PASSAGE SHOWN:
Google Glass first attempt at entering the market was a complete failure. The wearable failed to connect with consumers, making Google to withdraw it sales from the market. It introduction was first announced in 2012 as one of the best products of the year. The “explorer edition” was later introduced to the general public in May, 2014. However, as of January 2015, Glass has already jumped the track entirely, failing miserably.
Google, however, did not give up on the technology. On their website, during the dark days of Glass withdrawal from the market, the company appreciates its customers by saying, “Thanks for exploring with us,” and assures them that, “The journey doesn’t end here.”
True to their words, Google did not end the journey entirely. They introduced Google Glass 2.0, which targets manufacturing and other enterprises, rather than just individual consumers. Google partnered with different industry experts to create this new version of Glass. The focus is aimed at meeting the demands and expectations of enterprise customers. Hence, Google Glass 2.0 came with enhanced battery life and power, among other improvements. This can only make it easy for the renewed technology to meet greater challenges.

YOUR ASSIGNMENT:
Continue the passage on Google Glass from its last sentence, in the same voice.

DATASET RECORDS:
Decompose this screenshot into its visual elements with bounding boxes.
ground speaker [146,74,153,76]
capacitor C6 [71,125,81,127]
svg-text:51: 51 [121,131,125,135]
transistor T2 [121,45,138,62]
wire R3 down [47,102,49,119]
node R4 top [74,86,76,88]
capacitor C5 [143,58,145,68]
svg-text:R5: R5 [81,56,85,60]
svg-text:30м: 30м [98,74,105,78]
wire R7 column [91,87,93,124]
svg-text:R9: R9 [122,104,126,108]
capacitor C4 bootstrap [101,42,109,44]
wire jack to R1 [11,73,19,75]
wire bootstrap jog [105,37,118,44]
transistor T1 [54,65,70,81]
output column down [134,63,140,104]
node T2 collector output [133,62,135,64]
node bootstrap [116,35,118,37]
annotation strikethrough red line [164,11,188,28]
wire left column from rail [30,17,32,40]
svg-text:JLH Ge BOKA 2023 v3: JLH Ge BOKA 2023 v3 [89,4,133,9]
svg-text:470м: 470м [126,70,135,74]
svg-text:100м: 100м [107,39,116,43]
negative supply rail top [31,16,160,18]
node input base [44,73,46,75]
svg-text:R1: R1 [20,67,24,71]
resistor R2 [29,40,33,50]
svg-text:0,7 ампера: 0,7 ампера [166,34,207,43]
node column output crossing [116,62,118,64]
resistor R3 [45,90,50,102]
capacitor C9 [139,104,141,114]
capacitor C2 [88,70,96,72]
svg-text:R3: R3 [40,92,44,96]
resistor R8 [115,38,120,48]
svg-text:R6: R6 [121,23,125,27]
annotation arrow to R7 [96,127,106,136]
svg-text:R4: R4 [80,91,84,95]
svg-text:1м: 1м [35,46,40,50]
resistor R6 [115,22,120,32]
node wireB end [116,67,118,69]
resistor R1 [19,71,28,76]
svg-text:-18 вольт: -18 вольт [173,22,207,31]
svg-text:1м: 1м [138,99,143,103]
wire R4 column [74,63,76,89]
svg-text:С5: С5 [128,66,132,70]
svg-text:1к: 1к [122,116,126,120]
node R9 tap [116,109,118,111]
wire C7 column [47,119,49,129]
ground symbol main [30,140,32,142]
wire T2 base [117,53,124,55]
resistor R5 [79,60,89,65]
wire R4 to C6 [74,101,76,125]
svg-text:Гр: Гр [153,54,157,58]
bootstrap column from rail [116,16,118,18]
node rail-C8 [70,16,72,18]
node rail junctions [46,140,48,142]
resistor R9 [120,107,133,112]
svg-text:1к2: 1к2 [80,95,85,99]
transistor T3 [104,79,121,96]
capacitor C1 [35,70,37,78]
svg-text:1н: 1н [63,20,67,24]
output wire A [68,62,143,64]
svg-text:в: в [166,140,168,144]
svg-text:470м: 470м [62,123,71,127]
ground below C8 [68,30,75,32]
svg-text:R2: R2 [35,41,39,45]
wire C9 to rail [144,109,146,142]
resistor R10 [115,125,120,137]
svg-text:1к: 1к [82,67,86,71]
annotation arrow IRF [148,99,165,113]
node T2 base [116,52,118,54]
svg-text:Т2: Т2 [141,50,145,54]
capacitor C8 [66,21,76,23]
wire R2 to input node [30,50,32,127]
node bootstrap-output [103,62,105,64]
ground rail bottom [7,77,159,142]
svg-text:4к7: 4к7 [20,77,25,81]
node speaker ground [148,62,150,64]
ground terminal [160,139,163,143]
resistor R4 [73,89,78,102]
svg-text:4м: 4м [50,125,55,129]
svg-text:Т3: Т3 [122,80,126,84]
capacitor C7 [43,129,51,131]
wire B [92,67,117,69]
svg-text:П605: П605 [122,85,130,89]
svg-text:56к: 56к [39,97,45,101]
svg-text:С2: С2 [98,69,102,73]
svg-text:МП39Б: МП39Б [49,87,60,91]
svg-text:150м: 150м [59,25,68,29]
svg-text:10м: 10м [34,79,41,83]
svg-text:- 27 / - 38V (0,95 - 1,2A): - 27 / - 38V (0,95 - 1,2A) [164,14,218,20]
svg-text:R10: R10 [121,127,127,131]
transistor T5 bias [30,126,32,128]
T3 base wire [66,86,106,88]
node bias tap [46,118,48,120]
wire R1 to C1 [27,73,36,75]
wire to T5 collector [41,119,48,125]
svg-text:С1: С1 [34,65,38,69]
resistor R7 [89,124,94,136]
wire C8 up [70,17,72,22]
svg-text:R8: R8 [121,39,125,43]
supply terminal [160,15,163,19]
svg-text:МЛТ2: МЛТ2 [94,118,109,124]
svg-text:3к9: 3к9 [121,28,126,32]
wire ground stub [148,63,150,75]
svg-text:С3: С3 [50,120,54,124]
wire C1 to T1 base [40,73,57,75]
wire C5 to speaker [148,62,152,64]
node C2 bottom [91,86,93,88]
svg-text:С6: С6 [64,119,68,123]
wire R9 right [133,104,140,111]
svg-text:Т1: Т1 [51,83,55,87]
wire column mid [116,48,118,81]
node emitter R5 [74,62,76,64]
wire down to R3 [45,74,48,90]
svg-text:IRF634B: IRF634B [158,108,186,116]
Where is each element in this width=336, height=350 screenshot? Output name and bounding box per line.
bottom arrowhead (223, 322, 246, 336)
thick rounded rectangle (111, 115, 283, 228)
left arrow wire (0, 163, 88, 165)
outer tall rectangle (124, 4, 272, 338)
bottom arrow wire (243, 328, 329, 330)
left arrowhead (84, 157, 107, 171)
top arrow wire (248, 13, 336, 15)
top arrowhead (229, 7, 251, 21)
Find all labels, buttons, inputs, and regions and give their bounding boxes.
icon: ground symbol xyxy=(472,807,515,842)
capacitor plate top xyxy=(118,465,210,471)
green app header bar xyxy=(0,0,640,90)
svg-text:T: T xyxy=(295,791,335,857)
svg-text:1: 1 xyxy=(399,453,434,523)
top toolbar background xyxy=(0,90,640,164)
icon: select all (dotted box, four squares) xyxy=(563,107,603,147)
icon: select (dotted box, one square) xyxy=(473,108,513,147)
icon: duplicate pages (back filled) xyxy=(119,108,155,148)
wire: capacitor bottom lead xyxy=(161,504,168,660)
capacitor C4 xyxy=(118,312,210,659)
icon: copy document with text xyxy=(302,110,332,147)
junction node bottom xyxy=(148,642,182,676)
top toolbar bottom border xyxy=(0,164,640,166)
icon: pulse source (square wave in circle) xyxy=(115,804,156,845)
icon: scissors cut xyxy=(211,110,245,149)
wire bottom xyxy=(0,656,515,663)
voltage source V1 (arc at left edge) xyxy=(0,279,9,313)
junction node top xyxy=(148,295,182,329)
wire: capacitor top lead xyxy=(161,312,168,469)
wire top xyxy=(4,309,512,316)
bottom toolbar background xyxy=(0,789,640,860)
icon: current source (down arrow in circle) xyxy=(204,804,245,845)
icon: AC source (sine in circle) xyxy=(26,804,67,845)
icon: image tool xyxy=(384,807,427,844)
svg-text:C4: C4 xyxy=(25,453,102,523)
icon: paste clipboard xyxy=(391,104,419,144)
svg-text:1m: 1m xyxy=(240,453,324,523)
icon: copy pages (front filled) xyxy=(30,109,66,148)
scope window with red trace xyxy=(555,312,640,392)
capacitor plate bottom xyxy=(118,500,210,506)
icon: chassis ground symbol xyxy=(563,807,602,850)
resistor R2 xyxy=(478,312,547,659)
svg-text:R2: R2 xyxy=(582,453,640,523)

ANSWER TO THIS TASK:
Google partnered with agricultural equipment manufacturer AGCO to test out the efficiency of the product. Thus, in the last two years, workers at AGCO have been using Google Glass Enterprise Edition to view assembly instructions, generate reports and get remote video support. The obvious question begging for answers now is: Will Google Glass succeeds its second attempt? Let’s take a tour of some of the factors that may influence the success or failure of Google Glass 2.0.
Factors Supporting the Success of Google Glass 2.0
- Second Attempt at Success: Most products often find it difficult to succeed at first attempt. But the experiences and insights gained from a failed attempt often come handy during a retrial. The second attempt by Google that produced new Glass EE may work out fine.
- Influence of Collaboration: Google’s partnership with different manufacturing companies during the making of Google Glass 2.0 might work out in favor of the product. This is because it now involves different stakeholders who are interested in ensuring its success. Thus, AGCO and other manufacturing companies have introduced Google Glass EE to their assembly lines and a number of great successes have been accomplished already. One of the benefits of Glass EE is that it has the ability to simplify industrial processes and speed up repetitive but vital tasks.
- Greater Compatibility: Google glass 2.0 has greater alignment capacity. It was perfectly made to work with other equipment and tools. This alignment helps to accelerate manufacturing trends in areas such as: virtual welding, virtual graphics, and other capabilities.
- Increase Productivity in Manufacturing: Since Google Glass allows connection with other technology, it therefore, promotes productivity. This is so since operators can now multi-task. Workers can free up their hands as they interact with the machinery and the information simultaneously. Undoubtedly, this will help to improve real-time management as well as increase productivity.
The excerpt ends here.